* **WRITTEN REQUEST**
Your task is to tally the lines of the listing containing the word "chia" and report the figure alone.

[Dataset entries]

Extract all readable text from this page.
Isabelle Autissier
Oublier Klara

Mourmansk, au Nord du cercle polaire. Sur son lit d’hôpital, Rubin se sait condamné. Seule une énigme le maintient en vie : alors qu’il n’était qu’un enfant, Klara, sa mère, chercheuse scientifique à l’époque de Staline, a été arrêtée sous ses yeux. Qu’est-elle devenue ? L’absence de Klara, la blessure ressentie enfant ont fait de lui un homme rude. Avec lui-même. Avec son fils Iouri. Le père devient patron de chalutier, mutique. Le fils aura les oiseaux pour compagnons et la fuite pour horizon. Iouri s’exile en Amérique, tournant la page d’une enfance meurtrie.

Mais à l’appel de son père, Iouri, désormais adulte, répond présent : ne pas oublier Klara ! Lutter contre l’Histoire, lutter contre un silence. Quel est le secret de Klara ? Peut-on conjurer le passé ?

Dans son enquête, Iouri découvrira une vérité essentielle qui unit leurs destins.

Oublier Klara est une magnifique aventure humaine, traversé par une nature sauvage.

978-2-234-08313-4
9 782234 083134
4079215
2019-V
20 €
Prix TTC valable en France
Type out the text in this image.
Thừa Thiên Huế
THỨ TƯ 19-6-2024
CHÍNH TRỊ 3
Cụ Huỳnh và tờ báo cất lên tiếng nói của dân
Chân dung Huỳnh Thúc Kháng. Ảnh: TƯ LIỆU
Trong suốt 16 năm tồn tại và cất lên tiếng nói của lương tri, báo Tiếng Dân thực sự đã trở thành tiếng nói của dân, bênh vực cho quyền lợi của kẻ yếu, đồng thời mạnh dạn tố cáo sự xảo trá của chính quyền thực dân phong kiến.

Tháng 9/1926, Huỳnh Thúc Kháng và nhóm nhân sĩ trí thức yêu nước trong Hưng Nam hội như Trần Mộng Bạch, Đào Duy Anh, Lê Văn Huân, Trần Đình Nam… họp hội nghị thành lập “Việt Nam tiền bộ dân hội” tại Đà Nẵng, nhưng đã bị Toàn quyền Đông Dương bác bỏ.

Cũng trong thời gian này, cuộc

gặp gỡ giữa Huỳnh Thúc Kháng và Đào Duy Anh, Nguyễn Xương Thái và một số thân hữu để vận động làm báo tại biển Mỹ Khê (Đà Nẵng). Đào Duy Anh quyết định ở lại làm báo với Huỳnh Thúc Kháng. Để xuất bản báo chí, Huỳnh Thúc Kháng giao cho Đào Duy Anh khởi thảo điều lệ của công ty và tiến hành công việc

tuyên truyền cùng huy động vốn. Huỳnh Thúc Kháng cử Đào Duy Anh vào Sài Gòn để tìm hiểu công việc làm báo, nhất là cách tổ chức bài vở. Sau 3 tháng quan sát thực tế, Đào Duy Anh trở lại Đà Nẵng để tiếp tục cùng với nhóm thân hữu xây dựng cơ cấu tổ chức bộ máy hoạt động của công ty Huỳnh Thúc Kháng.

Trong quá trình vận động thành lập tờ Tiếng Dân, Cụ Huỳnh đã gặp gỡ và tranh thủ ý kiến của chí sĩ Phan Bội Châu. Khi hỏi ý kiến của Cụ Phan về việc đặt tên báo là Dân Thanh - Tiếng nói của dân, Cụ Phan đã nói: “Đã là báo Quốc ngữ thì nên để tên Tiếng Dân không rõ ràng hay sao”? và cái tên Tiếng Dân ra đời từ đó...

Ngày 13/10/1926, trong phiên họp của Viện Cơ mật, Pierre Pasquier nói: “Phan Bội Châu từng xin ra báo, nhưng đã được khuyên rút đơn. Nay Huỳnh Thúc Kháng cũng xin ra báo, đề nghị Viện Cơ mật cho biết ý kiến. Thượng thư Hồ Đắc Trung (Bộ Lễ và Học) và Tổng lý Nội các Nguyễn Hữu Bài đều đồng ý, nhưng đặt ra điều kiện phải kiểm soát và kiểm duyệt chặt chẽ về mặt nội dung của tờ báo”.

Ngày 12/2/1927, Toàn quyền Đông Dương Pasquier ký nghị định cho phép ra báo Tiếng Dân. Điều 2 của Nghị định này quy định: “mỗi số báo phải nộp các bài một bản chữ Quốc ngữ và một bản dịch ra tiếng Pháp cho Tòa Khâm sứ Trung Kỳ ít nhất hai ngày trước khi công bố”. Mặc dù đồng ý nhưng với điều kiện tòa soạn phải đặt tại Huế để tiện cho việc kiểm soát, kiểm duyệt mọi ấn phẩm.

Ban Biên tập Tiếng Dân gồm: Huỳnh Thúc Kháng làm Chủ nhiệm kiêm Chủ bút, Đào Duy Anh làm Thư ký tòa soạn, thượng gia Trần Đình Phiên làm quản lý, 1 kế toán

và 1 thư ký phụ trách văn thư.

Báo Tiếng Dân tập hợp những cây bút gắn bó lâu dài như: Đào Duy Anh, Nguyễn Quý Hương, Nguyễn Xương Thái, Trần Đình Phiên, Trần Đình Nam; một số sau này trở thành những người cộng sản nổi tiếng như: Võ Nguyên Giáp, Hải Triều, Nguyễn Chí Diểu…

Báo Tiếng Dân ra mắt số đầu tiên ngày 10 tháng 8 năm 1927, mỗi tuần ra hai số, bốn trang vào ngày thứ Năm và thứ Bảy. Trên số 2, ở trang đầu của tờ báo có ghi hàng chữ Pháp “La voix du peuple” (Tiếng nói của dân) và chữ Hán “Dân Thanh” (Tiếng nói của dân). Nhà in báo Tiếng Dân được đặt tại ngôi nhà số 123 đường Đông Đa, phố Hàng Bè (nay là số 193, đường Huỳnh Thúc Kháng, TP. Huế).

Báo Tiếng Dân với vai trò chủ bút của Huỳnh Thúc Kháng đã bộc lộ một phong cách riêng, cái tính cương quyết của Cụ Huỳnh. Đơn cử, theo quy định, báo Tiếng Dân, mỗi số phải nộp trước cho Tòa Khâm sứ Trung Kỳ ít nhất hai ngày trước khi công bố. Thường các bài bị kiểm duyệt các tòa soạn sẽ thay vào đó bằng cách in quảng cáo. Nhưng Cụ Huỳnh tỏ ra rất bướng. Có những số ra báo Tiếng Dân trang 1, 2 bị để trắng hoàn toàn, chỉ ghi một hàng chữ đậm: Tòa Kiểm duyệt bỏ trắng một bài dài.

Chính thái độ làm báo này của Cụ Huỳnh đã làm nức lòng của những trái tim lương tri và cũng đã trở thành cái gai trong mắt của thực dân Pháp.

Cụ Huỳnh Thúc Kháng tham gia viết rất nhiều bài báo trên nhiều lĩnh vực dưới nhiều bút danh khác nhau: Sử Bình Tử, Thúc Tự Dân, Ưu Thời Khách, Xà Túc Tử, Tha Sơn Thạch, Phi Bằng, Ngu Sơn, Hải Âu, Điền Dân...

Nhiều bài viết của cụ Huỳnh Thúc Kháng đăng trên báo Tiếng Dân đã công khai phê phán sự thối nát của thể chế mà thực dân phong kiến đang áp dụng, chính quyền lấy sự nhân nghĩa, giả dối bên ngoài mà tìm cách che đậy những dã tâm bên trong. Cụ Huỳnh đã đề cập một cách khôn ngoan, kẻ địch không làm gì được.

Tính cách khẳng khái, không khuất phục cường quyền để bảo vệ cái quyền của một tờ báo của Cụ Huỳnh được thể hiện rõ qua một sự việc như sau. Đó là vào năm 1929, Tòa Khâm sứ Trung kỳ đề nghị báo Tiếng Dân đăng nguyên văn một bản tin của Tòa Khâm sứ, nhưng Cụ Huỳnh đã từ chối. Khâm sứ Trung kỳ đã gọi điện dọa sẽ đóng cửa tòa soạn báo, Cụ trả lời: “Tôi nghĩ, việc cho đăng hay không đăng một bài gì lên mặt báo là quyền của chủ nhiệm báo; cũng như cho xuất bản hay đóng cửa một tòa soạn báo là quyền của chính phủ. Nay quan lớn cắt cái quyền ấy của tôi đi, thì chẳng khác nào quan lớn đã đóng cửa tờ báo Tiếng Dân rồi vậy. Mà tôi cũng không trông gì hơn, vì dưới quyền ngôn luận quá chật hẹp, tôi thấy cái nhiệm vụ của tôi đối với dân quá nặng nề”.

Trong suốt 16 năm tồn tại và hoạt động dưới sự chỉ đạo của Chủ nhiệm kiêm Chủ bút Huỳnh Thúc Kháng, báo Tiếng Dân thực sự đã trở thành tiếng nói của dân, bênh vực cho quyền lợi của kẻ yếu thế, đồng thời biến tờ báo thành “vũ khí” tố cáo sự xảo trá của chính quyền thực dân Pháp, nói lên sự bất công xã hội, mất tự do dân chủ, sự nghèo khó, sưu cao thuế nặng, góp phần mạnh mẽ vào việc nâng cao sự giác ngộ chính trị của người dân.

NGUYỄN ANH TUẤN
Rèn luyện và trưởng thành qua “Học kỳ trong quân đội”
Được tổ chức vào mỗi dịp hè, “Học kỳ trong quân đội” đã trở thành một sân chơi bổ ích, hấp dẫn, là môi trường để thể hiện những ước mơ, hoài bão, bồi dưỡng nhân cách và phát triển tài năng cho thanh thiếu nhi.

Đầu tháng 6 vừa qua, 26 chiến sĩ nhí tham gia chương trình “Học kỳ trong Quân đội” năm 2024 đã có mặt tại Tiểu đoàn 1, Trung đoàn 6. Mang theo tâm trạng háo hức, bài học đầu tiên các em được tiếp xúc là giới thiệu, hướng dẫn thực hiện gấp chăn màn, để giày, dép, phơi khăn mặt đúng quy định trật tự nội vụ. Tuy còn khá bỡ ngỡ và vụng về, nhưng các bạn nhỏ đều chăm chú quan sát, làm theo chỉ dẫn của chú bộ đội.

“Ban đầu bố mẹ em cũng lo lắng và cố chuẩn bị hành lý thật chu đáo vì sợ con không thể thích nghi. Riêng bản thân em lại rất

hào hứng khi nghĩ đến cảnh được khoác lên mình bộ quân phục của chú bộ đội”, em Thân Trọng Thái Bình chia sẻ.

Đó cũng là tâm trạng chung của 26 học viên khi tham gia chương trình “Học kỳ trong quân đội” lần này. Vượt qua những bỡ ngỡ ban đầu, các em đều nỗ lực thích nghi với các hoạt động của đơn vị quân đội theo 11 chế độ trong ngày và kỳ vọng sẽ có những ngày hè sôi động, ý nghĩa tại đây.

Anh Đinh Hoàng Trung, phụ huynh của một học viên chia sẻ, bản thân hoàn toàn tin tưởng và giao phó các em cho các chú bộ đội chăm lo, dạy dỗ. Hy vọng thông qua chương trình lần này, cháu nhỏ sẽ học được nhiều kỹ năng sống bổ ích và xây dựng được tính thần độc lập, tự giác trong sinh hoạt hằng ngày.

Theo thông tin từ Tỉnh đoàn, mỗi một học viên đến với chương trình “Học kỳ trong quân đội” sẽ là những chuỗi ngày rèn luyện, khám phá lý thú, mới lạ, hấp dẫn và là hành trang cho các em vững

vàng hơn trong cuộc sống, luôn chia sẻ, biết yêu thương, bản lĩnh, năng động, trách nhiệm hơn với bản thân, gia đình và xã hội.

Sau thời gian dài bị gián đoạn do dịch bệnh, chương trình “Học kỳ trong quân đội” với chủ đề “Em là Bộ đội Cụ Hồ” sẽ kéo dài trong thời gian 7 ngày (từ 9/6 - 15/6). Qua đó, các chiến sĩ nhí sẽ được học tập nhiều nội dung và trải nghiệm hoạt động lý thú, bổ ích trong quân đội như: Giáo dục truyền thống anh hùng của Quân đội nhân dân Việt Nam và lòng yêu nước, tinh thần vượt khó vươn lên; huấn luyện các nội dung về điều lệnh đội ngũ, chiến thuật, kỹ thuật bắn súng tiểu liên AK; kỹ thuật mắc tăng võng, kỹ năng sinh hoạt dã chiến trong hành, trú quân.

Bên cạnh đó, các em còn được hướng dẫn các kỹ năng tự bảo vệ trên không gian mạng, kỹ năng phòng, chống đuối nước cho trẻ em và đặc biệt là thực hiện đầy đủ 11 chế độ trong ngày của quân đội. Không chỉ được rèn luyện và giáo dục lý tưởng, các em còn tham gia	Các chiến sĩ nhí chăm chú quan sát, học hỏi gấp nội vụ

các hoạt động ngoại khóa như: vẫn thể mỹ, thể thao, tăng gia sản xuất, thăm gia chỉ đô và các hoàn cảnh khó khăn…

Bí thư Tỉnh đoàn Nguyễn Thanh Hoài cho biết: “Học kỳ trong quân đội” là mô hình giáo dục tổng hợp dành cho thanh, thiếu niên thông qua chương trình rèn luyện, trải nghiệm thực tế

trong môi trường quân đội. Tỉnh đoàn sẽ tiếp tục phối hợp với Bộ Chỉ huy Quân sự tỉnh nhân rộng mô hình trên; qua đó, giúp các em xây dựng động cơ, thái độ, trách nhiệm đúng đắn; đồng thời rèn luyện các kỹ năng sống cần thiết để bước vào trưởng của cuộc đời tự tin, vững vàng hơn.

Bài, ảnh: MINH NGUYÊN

* **WRITTEN RESPONSE**
3